Saved entries
━━━━━━━━━━━━━━━━━━━━

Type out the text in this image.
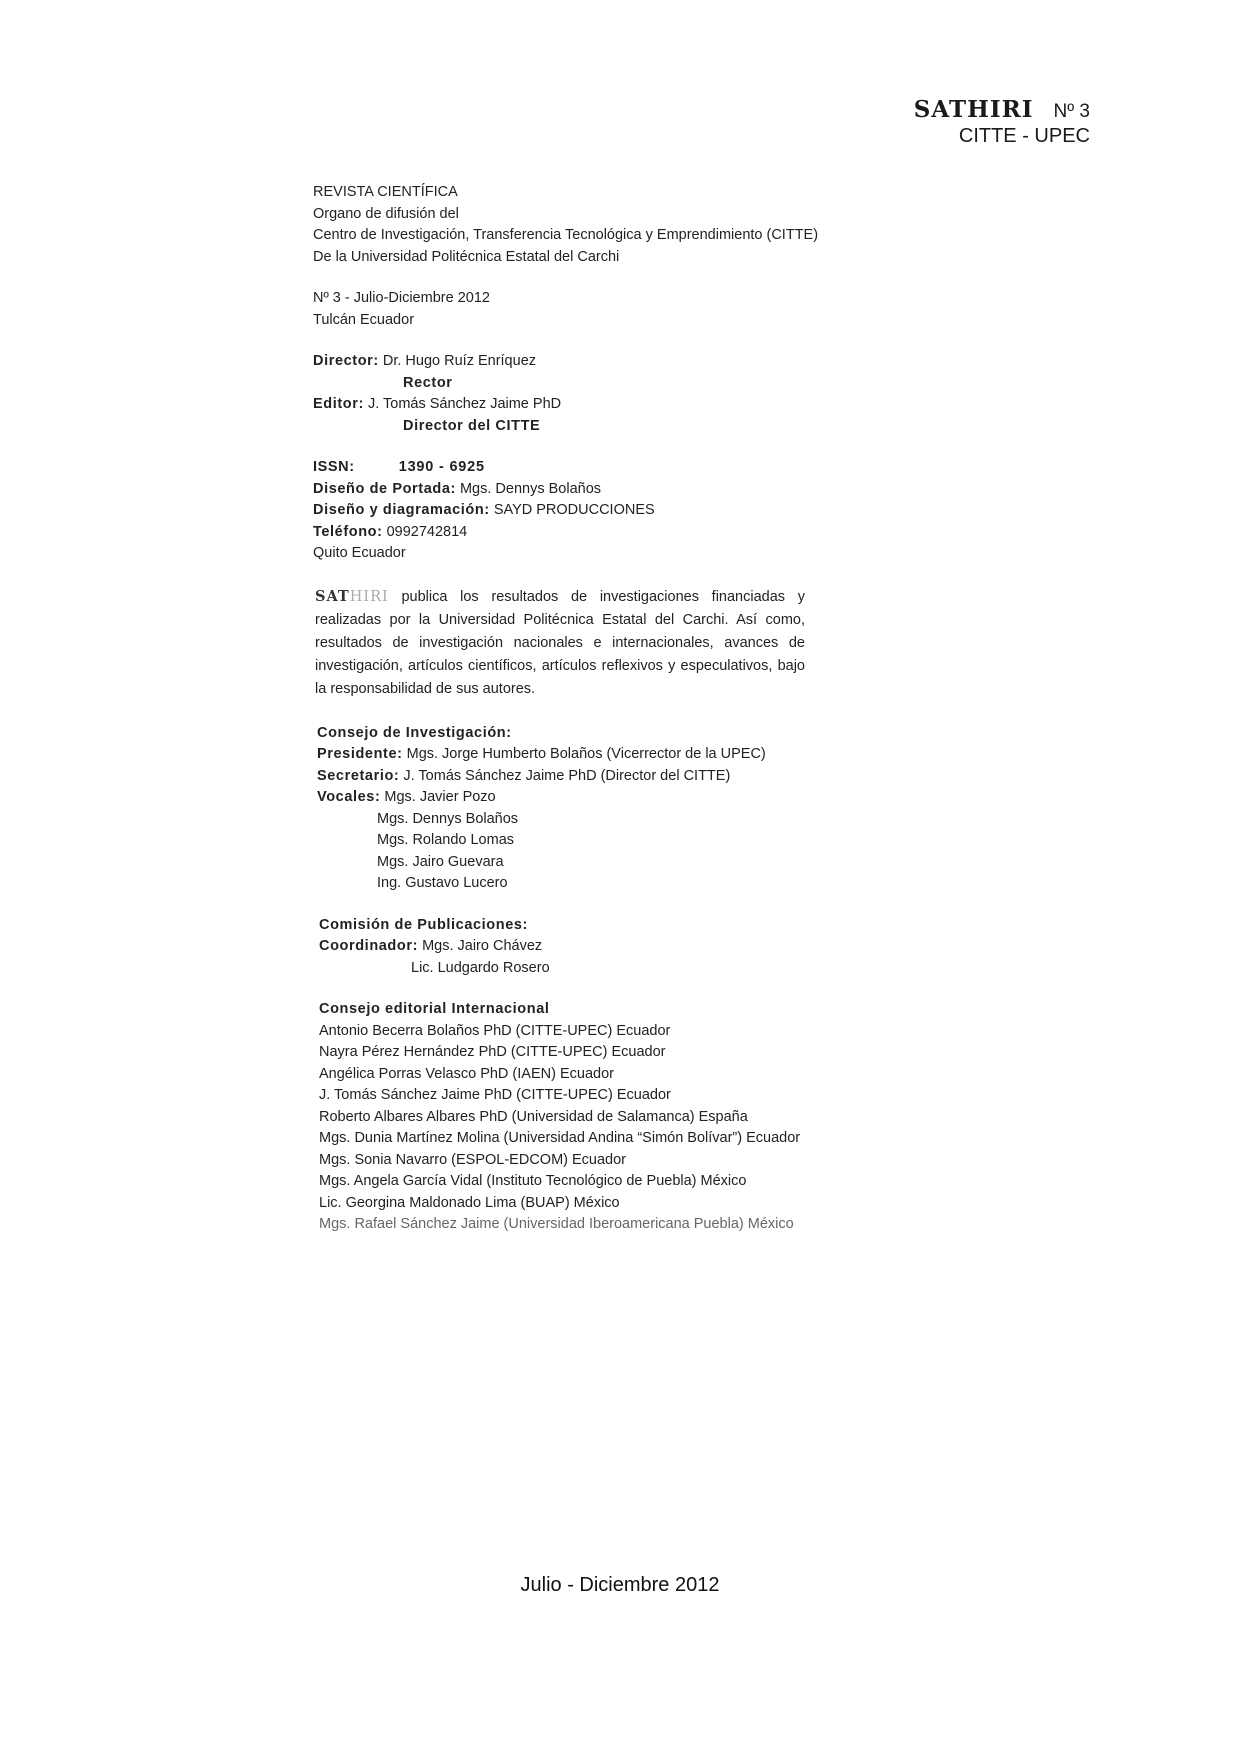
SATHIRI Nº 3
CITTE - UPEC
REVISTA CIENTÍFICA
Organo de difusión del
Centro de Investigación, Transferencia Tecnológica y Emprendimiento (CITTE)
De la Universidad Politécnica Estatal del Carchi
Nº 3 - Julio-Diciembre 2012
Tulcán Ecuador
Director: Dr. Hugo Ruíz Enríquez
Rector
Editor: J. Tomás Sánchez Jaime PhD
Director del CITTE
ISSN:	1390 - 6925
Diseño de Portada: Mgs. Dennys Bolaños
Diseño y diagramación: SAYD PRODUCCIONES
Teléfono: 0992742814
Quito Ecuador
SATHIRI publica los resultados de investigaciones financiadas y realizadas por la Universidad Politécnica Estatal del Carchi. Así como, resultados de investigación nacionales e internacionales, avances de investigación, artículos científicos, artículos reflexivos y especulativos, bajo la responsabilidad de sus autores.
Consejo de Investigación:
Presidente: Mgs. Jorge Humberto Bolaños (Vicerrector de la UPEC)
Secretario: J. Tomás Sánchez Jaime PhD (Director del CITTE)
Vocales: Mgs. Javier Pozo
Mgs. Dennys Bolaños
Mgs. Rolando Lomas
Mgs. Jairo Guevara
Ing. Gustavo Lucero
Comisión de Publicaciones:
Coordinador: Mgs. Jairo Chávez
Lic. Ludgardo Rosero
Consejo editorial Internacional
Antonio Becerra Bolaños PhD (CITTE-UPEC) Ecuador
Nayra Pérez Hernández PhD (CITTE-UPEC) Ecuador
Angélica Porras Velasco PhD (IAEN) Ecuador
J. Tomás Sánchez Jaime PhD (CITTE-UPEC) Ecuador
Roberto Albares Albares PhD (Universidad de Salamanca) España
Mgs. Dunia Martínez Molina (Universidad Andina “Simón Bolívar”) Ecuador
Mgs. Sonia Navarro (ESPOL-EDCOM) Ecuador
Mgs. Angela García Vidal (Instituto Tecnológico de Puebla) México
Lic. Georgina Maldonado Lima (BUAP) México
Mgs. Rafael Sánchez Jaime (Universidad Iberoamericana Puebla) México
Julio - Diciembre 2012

━━━━━━━━━━━━━━━━━━━━

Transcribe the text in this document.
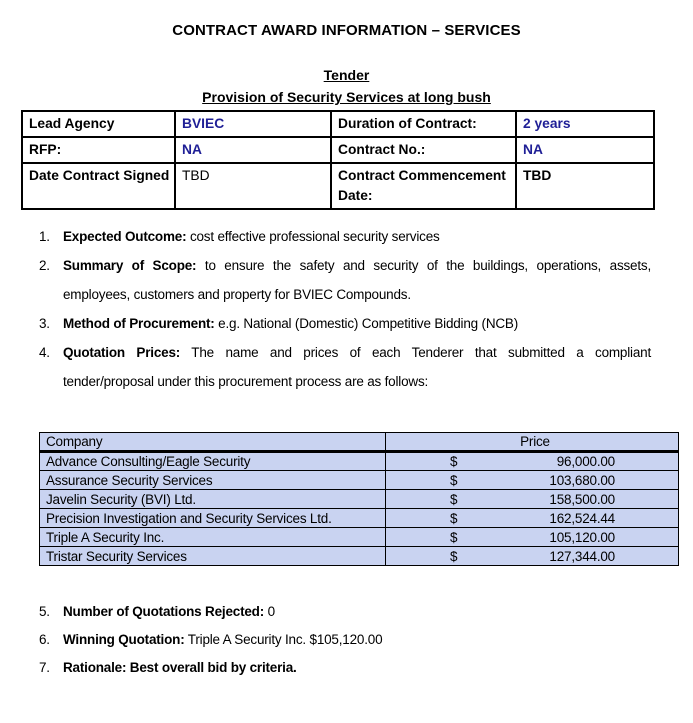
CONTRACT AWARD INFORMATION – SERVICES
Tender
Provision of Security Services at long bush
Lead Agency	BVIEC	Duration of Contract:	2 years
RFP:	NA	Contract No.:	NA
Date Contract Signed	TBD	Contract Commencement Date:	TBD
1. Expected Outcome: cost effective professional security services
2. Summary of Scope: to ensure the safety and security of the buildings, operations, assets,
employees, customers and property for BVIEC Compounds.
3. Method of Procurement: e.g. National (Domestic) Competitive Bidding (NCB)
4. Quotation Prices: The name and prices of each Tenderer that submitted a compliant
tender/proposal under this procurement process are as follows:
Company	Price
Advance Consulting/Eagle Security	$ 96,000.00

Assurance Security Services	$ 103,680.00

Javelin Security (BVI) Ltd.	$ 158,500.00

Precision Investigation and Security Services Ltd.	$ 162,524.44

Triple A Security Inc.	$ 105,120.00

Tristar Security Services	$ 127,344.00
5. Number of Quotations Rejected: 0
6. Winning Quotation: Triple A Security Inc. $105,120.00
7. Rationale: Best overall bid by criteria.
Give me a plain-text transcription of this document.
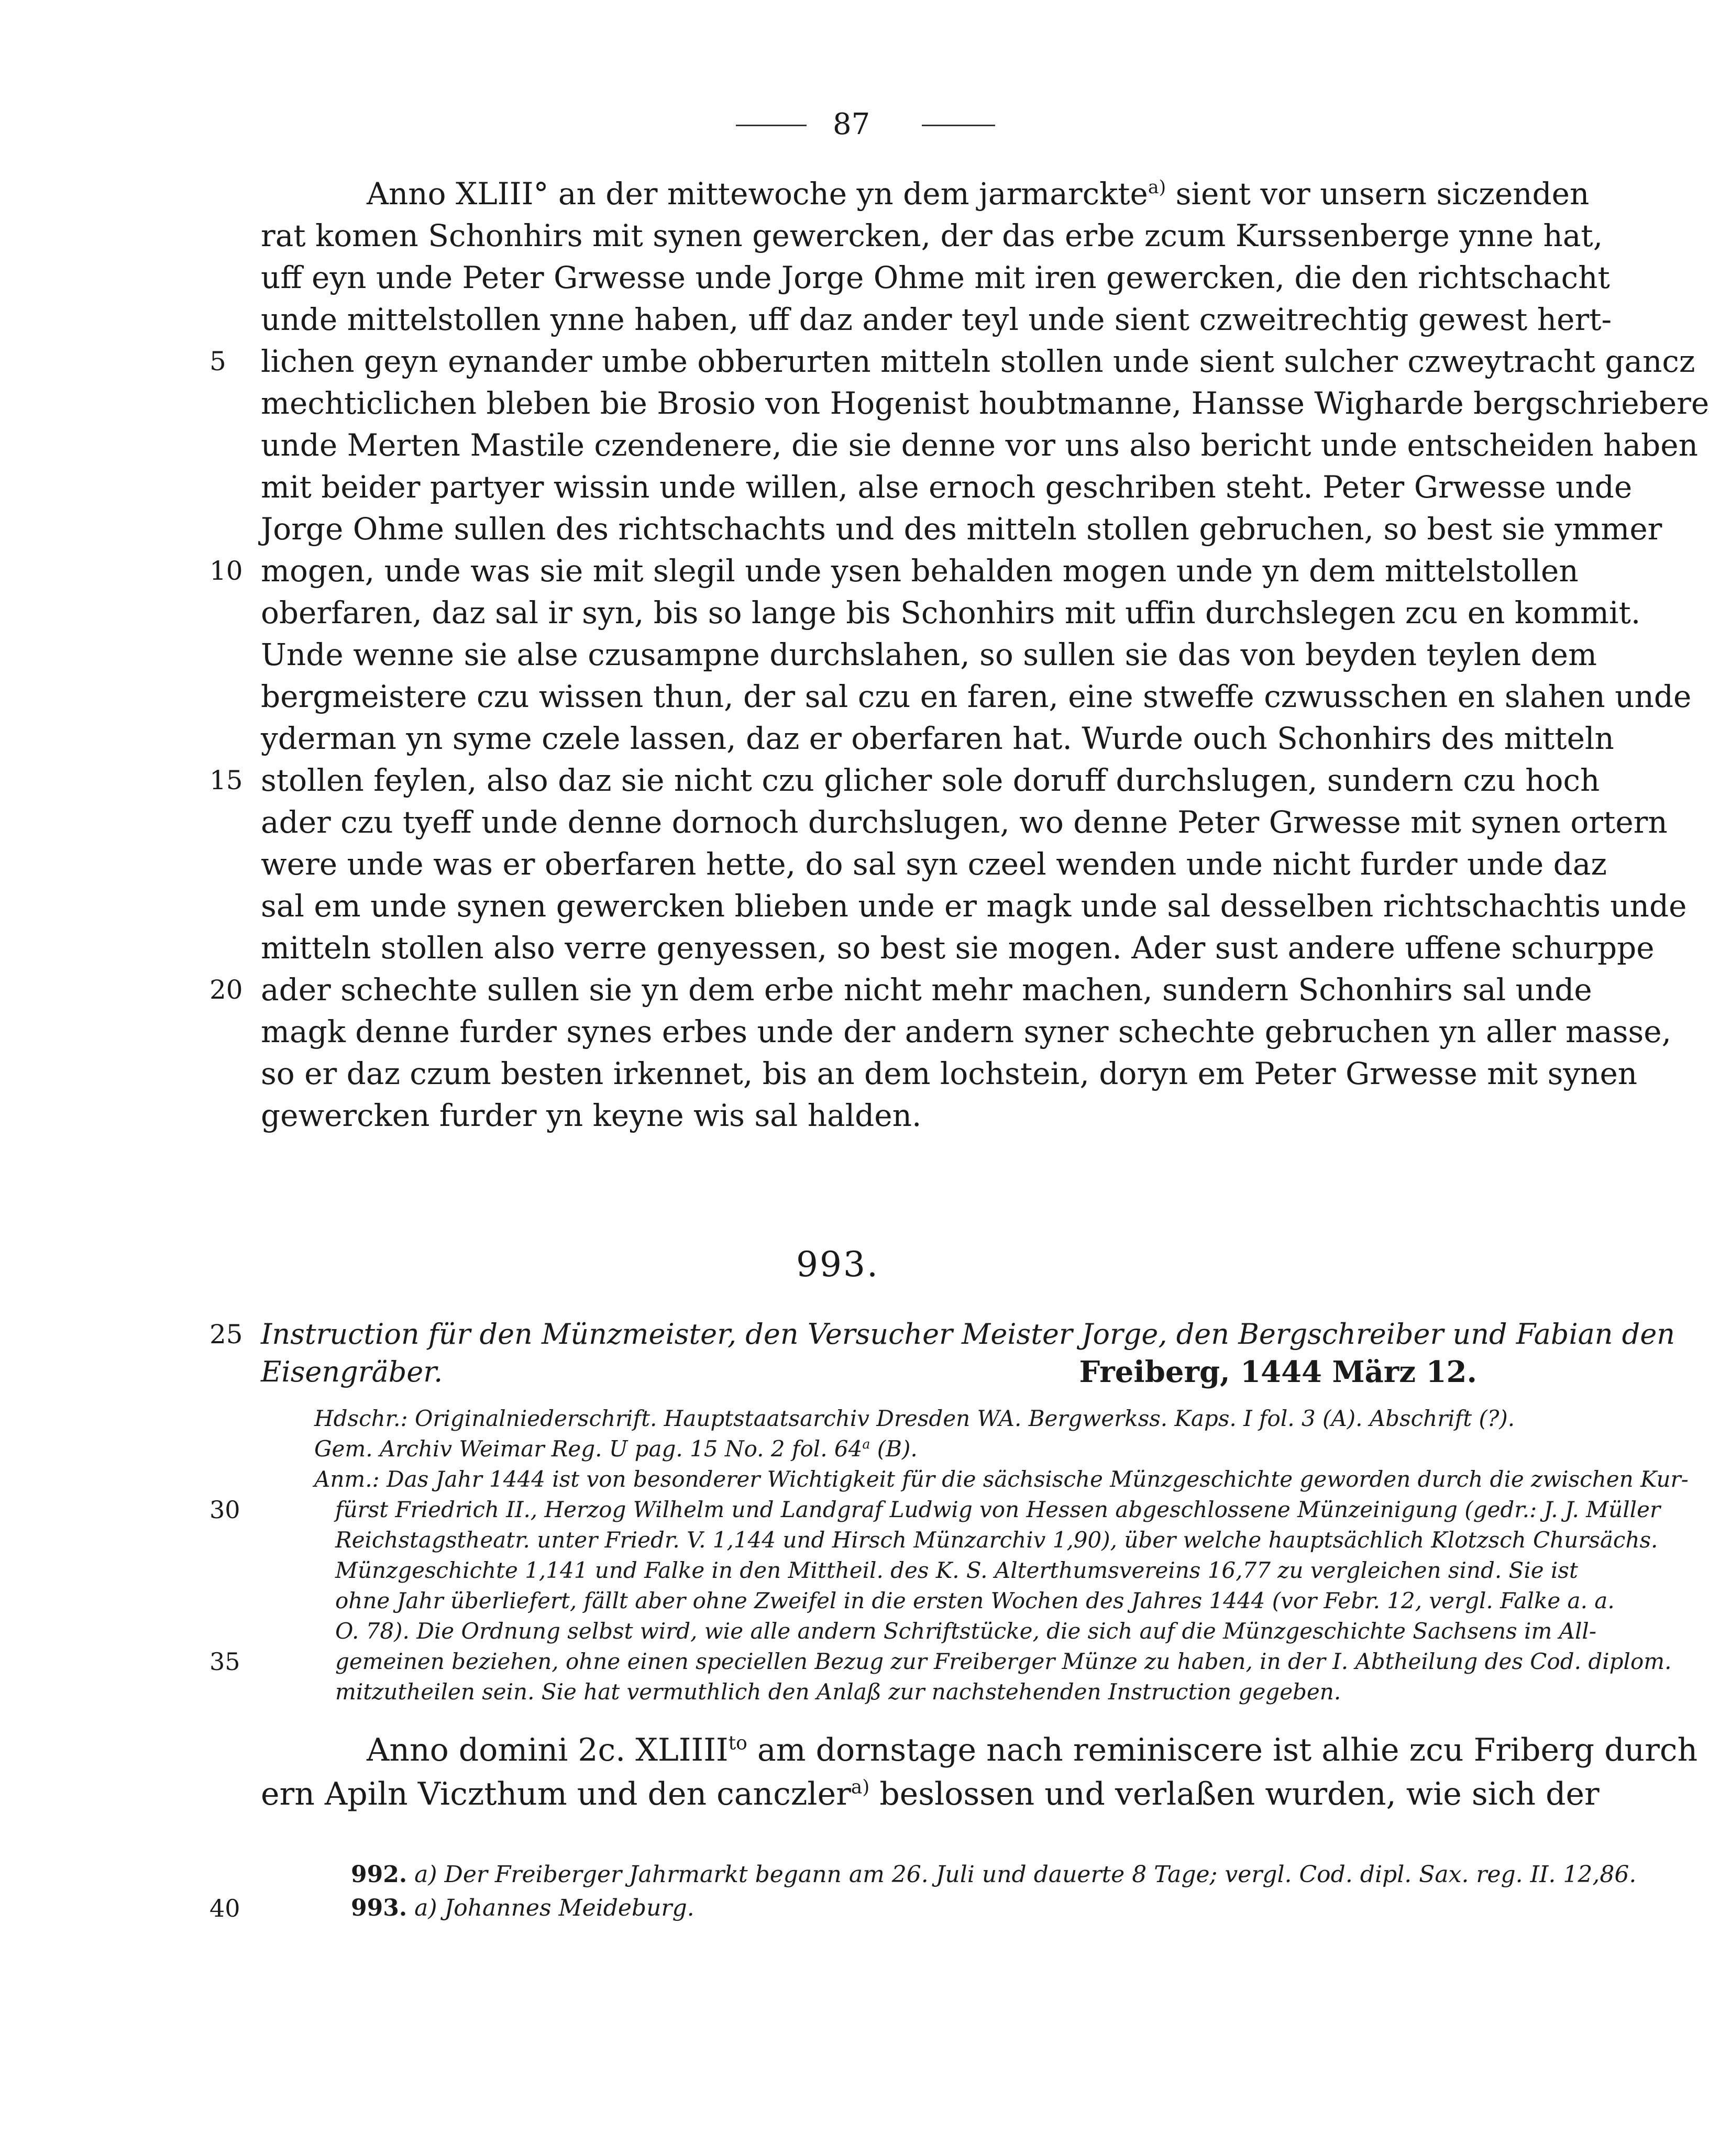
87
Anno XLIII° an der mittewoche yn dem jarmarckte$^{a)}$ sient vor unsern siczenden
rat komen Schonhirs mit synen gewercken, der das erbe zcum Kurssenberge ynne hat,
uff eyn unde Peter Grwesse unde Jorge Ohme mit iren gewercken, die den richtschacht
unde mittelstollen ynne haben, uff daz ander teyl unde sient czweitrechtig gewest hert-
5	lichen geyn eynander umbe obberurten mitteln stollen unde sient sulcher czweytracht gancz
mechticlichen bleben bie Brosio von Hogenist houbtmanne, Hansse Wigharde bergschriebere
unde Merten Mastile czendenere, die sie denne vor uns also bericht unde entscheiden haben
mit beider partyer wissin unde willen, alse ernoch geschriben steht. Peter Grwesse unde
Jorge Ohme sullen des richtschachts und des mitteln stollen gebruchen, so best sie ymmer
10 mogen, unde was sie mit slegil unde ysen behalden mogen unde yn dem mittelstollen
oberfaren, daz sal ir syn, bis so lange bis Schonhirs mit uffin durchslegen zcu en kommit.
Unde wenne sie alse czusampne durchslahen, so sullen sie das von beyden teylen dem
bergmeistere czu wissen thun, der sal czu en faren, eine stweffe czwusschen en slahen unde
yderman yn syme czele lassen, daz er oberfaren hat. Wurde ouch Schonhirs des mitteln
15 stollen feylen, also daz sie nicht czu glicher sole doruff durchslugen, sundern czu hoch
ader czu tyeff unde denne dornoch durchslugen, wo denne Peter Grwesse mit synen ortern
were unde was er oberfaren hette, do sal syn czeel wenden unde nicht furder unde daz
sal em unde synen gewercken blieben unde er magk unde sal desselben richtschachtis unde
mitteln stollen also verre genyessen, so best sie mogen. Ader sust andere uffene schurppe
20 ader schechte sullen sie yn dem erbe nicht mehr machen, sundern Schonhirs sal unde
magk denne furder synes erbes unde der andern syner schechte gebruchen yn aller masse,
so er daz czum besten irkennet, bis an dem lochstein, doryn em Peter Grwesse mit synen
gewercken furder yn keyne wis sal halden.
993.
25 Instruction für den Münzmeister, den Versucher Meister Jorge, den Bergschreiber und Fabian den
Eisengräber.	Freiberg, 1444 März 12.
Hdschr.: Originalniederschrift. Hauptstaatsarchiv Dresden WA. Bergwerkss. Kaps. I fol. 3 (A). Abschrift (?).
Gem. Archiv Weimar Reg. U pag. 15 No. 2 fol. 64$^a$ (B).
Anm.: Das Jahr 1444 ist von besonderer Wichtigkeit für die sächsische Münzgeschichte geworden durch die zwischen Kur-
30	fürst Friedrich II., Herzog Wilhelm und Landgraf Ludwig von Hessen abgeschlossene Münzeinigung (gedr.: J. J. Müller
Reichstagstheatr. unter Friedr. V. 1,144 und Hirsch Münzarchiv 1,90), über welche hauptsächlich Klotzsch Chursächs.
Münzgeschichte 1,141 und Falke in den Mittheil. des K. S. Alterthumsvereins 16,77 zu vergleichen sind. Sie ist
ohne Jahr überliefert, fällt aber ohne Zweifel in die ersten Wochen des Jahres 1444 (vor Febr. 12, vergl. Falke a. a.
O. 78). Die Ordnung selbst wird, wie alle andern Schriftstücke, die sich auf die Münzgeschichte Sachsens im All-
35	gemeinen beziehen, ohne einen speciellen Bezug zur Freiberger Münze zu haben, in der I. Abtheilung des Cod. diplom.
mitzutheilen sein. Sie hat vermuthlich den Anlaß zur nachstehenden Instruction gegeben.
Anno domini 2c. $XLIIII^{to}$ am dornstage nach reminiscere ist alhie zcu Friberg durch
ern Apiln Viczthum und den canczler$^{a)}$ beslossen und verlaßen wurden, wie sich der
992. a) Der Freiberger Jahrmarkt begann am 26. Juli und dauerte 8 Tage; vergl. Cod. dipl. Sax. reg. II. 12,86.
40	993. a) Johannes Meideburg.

━━━━━━━━━━━━━━━━━━━━

Select every line above that contains the word "also", and copy it.

# CORRECT OUTPUT
unde Merten Mastile czendenere, die sie denne vor uns also bericht unde entscheiden haben
15 stollen feylen, also daz sie nicht czu glicher sole doruff durchslugen, sundern czu hoch
mitteln stollen also verre genyessen, so best sie mogen. Ader sust andere uffene schurppe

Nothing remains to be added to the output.